■ TASK BRIEF:
Copy out each line of the entries where the word "page" is present.

■ DATA FOR THIS EXERCISE:
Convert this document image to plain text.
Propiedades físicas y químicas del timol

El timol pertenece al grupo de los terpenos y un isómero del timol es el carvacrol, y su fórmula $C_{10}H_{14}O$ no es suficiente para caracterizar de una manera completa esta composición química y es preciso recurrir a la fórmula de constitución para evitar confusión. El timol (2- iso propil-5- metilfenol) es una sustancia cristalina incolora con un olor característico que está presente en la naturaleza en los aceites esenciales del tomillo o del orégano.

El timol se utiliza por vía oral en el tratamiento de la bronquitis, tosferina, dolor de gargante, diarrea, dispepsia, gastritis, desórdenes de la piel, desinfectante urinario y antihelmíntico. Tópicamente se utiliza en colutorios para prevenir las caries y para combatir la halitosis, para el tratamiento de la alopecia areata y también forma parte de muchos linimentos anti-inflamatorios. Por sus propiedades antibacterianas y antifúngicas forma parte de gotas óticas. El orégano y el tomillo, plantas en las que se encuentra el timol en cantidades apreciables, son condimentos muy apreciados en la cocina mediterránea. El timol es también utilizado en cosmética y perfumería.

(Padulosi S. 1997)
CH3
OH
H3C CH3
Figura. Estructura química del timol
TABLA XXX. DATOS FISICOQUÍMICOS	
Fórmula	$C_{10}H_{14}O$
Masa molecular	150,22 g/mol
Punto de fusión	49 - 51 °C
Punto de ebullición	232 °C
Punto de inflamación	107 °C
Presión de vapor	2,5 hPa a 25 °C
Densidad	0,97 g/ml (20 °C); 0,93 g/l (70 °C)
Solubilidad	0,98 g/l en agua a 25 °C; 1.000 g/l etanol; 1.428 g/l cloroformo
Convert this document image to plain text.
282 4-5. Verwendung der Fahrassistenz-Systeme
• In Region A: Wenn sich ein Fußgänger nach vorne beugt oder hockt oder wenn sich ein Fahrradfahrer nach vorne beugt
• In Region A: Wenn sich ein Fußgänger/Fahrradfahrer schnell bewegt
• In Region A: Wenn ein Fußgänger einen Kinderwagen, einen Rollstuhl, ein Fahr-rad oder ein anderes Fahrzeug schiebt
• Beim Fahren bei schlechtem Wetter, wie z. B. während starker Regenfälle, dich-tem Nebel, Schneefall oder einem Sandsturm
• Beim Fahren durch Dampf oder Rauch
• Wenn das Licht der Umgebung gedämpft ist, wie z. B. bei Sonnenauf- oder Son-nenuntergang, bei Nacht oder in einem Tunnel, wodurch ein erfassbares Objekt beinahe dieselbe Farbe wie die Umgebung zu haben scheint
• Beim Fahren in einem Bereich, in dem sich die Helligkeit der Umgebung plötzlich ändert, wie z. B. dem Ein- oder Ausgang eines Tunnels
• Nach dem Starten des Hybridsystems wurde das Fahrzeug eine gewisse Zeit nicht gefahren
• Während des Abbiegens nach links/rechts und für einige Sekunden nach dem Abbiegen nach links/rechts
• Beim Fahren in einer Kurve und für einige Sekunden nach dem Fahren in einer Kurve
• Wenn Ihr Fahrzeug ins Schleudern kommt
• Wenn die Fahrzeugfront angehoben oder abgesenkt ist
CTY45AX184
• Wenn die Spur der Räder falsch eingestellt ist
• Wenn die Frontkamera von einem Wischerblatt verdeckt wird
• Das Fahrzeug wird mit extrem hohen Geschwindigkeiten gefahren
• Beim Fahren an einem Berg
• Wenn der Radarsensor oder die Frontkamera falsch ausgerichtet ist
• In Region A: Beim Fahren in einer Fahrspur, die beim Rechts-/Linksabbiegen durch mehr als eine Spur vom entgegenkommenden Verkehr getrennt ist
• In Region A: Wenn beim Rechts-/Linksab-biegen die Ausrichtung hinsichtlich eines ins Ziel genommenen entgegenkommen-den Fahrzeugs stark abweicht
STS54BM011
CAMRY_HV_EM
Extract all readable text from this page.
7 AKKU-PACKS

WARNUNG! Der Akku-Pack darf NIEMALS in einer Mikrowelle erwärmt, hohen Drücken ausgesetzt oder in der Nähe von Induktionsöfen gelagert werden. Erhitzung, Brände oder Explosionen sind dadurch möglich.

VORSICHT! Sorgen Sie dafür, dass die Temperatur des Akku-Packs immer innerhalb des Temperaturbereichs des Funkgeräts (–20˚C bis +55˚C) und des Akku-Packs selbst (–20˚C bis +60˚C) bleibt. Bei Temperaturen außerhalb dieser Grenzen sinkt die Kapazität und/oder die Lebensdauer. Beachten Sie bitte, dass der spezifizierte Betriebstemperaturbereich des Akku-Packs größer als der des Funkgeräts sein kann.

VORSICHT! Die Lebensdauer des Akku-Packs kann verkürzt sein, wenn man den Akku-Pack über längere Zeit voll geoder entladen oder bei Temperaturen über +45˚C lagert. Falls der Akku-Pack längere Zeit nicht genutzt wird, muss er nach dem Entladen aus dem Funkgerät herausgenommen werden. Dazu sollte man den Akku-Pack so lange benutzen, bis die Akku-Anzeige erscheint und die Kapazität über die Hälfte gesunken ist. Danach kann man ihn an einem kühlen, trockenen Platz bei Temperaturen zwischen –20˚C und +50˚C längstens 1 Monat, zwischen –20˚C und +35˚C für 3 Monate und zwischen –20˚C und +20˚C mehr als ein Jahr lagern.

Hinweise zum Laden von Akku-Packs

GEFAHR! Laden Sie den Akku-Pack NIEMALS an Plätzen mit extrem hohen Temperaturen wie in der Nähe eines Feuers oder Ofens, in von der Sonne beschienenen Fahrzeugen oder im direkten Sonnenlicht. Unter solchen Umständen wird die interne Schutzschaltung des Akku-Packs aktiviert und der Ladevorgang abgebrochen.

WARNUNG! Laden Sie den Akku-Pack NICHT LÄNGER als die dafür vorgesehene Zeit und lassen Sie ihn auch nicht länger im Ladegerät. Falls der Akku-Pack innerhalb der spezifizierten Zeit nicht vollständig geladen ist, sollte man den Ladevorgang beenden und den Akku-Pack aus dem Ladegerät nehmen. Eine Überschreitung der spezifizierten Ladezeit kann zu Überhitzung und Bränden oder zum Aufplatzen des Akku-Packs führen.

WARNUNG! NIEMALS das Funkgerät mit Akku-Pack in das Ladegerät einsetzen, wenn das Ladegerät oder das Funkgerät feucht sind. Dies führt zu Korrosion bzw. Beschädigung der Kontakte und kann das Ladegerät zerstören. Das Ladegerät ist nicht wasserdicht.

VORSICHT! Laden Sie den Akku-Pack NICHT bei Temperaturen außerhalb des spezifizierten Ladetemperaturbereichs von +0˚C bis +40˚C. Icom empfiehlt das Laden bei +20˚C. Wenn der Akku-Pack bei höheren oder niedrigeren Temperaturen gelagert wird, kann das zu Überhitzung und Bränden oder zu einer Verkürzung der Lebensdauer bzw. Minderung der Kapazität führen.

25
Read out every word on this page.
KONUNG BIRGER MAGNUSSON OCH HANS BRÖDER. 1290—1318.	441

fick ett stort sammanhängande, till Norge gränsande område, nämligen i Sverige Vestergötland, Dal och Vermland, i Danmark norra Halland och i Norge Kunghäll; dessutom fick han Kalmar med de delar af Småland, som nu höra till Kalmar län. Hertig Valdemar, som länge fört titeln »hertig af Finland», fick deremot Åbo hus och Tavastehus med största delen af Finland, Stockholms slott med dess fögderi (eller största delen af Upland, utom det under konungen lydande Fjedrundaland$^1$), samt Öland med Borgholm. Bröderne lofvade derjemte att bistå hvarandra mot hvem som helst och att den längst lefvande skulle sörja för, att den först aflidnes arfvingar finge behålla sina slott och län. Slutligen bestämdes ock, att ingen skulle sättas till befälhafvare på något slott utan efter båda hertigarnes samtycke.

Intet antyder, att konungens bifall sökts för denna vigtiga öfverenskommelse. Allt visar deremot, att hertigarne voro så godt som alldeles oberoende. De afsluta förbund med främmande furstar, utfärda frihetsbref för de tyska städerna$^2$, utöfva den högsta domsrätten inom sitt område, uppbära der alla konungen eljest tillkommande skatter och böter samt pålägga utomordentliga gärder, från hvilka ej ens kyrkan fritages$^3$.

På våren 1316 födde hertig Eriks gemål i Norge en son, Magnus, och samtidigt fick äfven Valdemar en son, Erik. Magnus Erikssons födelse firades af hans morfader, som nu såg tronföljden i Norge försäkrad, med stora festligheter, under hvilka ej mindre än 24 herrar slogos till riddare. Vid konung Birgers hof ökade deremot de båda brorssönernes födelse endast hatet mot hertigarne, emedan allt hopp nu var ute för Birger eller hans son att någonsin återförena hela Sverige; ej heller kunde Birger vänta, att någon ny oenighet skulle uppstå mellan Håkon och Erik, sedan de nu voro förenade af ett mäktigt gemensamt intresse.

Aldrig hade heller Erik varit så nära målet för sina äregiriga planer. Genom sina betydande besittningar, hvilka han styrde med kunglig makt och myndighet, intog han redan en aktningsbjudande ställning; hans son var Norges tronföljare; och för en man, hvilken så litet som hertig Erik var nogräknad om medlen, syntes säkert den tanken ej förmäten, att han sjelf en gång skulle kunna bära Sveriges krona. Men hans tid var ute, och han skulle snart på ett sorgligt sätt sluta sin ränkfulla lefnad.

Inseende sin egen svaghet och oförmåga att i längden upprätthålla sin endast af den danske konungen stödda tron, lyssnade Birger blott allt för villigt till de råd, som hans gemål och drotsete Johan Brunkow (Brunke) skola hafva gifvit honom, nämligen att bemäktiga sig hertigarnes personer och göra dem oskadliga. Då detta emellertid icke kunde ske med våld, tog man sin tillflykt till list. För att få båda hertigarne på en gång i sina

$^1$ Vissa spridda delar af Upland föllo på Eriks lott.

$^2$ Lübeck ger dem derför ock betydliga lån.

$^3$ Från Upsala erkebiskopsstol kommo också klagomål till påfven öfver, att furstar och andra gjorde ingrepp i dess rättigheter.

■ SOLUTION FOR THIS TASK:
Extract all readable text from this page.
Read out every word on this page.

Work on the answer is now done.